### WHAT THE TASK ASKS
Scan the records for the word "poco". Copy each line that includes it.

## BEGIN

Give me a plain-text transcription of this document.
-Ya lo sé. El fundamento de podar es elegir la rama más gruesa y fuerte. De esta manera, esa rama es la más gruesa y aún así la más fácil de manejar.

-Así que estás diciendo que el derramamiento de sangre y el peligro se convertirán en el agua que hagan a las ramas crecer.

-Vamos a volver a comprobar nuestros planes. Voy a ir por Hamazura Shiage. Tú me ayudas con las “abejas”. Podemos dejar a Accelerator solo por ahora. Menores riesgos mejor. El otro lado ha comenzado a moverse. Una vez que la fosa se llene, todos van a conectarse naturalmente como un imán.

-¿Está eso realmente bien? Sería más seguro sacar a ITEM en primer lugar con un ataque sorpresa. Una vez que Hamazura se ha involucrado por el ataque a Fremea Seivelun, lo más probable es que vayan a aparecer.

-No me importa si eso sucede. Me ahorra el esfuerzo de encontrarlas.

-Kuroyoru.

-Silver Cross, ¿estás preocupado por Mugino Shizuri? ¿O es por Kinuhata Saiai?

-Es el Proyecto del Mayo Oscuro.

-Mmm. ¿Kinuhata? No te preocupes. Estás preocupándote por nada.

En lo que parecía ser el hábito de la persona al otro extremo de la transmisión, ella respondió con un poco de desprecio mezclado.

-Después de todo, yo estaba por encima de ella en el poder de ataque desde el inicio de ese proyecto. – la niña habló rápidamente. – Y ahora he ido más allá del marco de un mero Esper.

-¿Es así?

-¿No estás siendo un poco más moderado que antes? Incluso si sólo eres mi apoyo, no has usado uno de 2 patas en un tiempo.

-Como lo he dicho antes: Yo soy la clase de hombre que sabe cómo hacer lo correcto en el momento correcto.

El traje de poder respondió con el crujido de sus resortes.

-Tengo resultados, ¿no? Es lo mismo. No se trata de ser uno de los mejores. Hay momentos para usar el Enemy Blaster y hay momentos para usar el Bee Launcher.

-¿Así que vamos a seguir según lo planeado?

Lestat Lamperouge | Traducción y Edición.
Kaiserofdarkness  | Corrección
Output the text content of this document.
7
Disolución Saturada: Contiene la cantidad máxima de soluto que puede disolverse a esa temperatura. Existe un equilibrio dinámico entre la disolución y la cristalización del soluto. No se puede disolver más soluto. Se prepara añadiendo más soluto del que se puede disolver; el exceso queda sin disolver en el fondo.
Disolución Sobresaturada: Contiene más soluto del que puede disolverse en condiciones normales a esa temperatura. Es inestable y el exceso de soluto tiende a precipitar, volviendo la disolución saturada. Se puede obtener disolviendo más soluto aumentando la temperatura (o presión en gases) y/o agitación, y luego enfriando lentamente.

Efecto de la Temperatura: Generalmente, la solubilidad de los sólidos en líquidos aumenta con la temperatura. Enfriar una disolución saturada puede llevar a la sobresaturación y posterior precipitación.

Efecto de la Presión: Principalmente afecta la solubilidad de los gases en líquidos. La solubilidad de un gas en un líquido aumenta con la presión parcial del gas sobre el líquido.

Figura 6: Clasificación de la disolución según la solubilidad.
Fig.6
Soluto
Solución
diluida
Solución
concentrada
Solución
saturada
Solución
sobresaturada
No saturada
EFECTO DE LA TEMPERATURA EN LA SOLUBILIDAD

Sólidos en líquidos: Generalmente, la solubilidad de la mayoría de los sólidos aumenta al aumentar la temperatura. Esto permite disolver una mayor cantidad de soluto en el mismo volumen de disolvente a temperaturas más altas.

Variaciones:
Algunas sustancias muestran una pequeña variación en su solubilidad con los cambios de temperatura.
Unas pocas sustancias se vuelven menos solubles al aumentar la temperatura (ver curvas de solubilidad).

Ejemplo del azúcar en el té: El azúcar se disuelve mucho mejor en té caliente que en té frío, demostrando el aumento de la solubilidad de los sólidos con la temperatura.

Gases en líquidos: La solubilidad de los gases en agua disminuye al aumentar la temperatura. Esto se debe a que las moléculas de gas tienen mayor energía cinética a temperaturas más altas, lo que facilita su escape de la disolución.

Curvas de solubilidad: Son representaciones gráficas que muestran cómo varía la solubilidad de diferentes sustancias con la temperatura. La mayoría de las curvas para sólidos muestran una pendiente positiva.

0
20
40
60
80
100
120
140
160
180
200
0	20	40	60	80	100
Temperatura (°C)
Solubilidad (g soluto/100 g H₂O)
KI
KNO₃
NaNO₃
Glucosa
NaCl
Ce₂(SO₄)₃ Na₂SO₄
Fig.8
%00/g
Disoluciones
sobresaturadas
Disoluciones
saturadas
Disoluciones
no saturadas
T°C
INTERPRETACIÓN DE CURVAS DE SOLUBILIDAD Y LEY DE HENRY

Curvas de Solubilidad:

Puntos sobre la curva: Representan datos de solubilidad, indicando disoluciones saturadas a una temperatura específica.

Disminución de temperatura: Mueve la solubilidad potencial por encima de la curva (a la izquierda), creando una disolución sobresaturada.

## END

### COMPLETE ANSWER
En lo que parecía ser el hábito de la persona al otro extremo de la transmisión, ella respondió con un poco de desprecio mezclado.
-¿No estás siendo un poco más moderado que antes? Incluso si sólo eres mi apoyo, no has usado uno de 2 patas en un tiempo.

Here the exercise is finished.